> [INSTRUCTION] Retype the whole listing verbatim and keep the pictures out of it.

> [THE INPUT]
-=-=-

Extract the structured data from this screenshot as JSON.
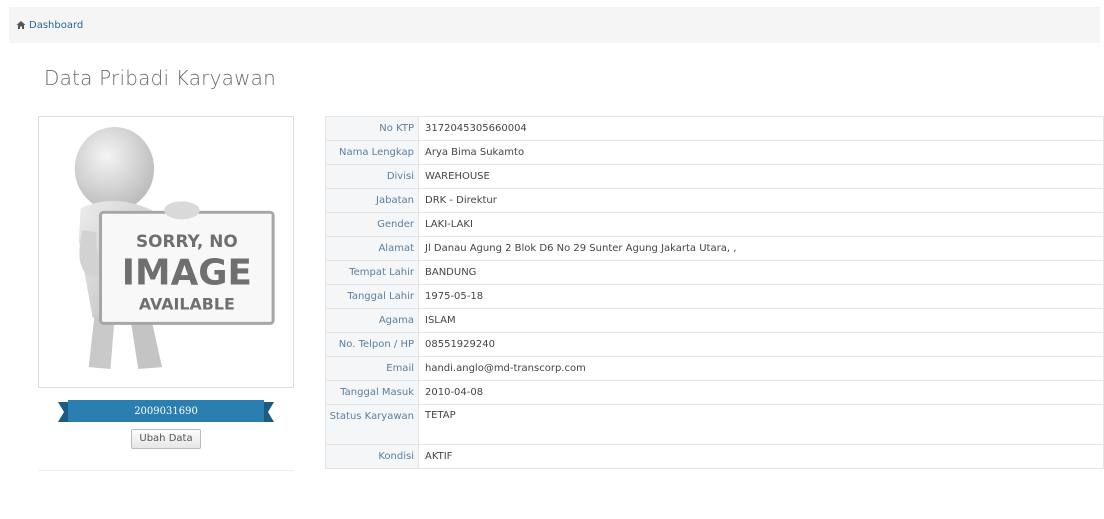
{
  "breadcrumb": {
    "label": "Dashboard"
  },
  "page": {
    "title": "Data Pribadi Karyawan"
  },
  "photo": {
    "placeholder_line1": "SORRY, NO",
    "placeholder_line2": "IMAGE",
    "placeholder_line3": "AVAILABLE"
  },
  "employee": {
    "nik": "2009031690"
  },
  "actions": {
    "edit_label": "Ubah Data"
  },
  "colors": {
    "ribbon": "#2a7fb0",
    "ribbon_dark": "#1c5c82",
    "label_text": "#5b7f9e",
    "link": "#2a6496"
  },
  "details": [
    {
      "label": "No KTP",
      "value": "3172045305660004"
    },
    {
      "label": "Nama Lengkap",
      "value": "Arya Bima Sukamto"
    },
    {
      "label": "Divisi",
      "value": "WAREHOUSE"
    },
    {
      "label": "Jabatan",
      "value": "DRK - Direktur"
    },
    {
      "label": "Gender",
      "value": "LAKI-LAKI"
    },
    {
      "label": "Alamat",
      "value": "Jl Danau Agung 2 Blok D6 No 29 Sunter Agung Jakarta Utara, ,"
    },
    {
      "label": "Tempat Lahir",
      "value": "BANDUNG"
    },
    {
      "label": "Tanggal Lahir",
      "value": "1975-05-18"
    },
    {
      "label": "Agama",
      "value": "ISLAM"
    },
    {
      "label": "No. Telpon / HP",
      "value": "08551929240"
    },
    {
      "label": "Email",
      "value": "handi.anglo@md-transcorp.com"
    },
    {
      "label": "Tanggal Masuk",
      "value": "2010-04-08"
    },
    {
      "label": "Status Karyawan",
      "value": "TETAP"
    },
    {
      "label": "Kondisi",
      "value": "AKTIF"
    }
  ]
}
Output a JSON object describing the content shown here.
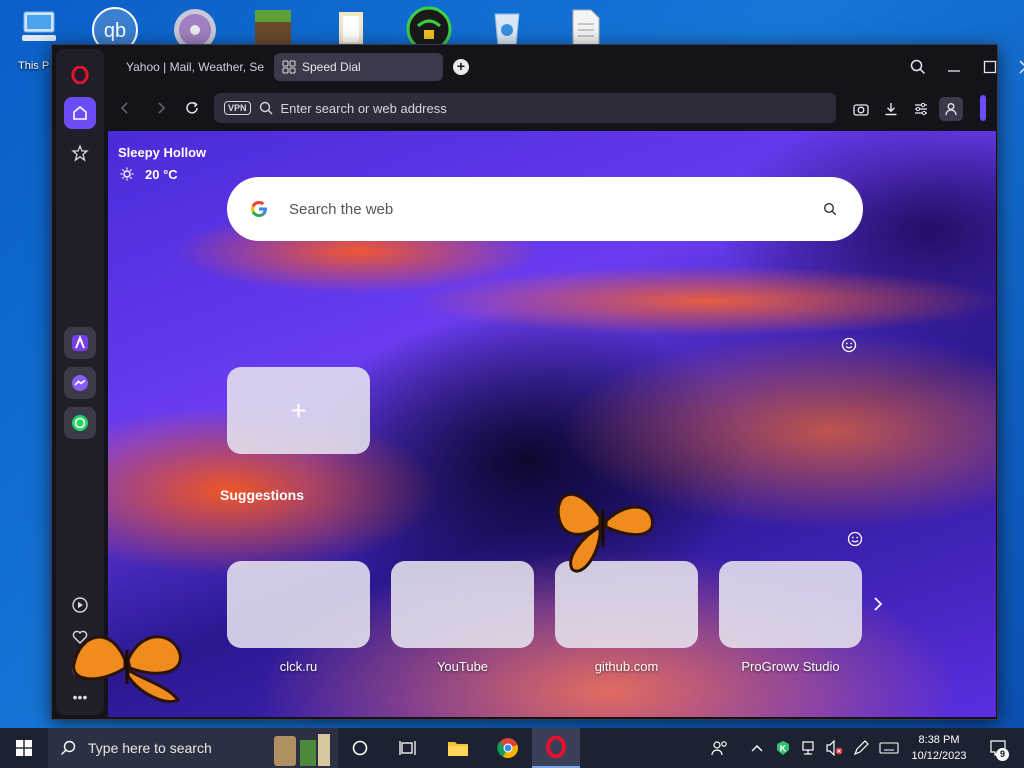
{
  "desktop": {
    "this_pc_label": "This P"
  },
  "browser": {
    "tabs": [
      {
        "label": "Yahoo | Mail, Weather, Se",
        "active": false
      },
      {
        "label": "Speed Dial",
        "active": true
      }
    ],
    "address_placeholder": "Enter search or web address",
    "vpn_label": "VPN"
  },
  "weather": {
    "city": "Sleepy Hollow",
    "temperature": "20 °C",
    "icon": "sun-icon"
  },
  "search": {
    "placeholder": "Search the web"
  },
  "speed_dial": {
    "add_label": "+"
  },
  "suggestions": {
    "title": "Suggestions",
    "items": [
      {
        "label": "clck.ru"
      },
      {
        "label": "YouTube"
      },
      {
        "label": "github.com"
      },
      {
        "label": "ProGrowv Studio"
      }
    ]
  },
  "taskbar": {
    "search_placeholder": "Type here to search",
    "time": "8:38 PM",
    "date": "10/12/2023",
    "notification_count": "9"
  },
  "colors": {
    "accent": "#6b4cf6",
    "opera_red": "#e8112d"
  }
}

-=-=-

> [OUTPUT OF THE EXERCISE]
Extract the structured data from this screenshot as JSON.
{
  "breadcrumb": {
    "label": "Dashboard"
  },
  "page": {
    "title": "Data Pribadi Karyawan"
  },
  "photo": {
    "placeholder_line1": "SORRY, NO",
    "placeholder_line2": "IMAGE",
    "placeholder_line3": "AVAILABLE"
  },
  "employee": {
    "nik": "2009031690"
  },
  "actions": {
    "edit_label": "Ubah Data"
  },
  "colors": {
    "ribbon": "#2a7fb0",
    "ribbon_dark": "#1c5c82",
    "label_text": "#5b7f9e",
    "link": "#2a6496"
  },
  "details": [
    {
      "label": "No KTP",
      "value": "3172045305660004"
    },
    {
      "label": "Nama Lengkap",
      "value": "Arya Bima Sukamto"
    },
    {
      "label": "Divisi",
      "value": "WAREHOUSE"
    },
    {
      "label": "Jabatan",
      "value": "DRK - Direktur"
    },
    {
      "label": "Gender",
      "value": "LAKI-LAKI"
    },
    {
      "label": "Alamat",
      "value": "Jl Danau Agung 2 Blok D6 No 29 Sunter Agung Jakarta Utara, ,"
    },
    {
      "label": "Tempat Lahir",
      "value": "BANDUNG"
    },
    {
      "label": "Tanggal Lahir",
      "value": "1975-05-18"
    },
    {
      "label": "Agama",
      "value": "ISLAM"
    },
    {
      "label": "No. Telpon / HP",
      "value": "08551929240"
    },
    {
      "label": "Email",
      "value": "handi.anglo@md-transcorp.com"
    },
    {
      "label": "Tanggal Masuk",
      "value": "2010-04-08"
    },
    {
      "label": "Status Karyawan",
      "value": "TETAP"
    },
    {
      "label": "Kondisi",
      "value": "AKTIF"
    }
  ]
}
Output a JSON object describing the content shown here.
{
  "desktop": {
    "this_pc_label": "This P"
  },
  "browser": {
    "tabs": [
      {
        "label": "Yahoo | Mail, Weather, Se",
        "active": false
      },
      {
        "label": "Speed Dial",
        "active": true
      }
    ],
    "address_placeholder": "Enter search or web address",
    "vpn_label": "VPN"
  },
  "weather": {
    "city": "Sleepy Hollow",
    "temperature": "20 °C",
    "icon": "sun-icon"
  },
  "search": {
    "placeholder": "Search the web"
  },
  "speed_dial": {
    "add_label": "+"
  },
  "suggestions": {
    "title": "Suggestions",
    "items": [
      {
        "label": "clck.ru"
      },
      {
        "label": "YouTube"
      },
      {
        "label": "github.com"
      },
      {
        "label": "ProGrowv Studio"
      }
    ]
  },
  "taskbar": {
    "search_placeholder": "Type here to search",
    "time": "8:38 PM",
    "date": "10/12/2023",
    "notification_count": "9"
  },
  "colors": {
    "accent": "#6b4cf6",
    "opera_red": "#e8112d"
  }
}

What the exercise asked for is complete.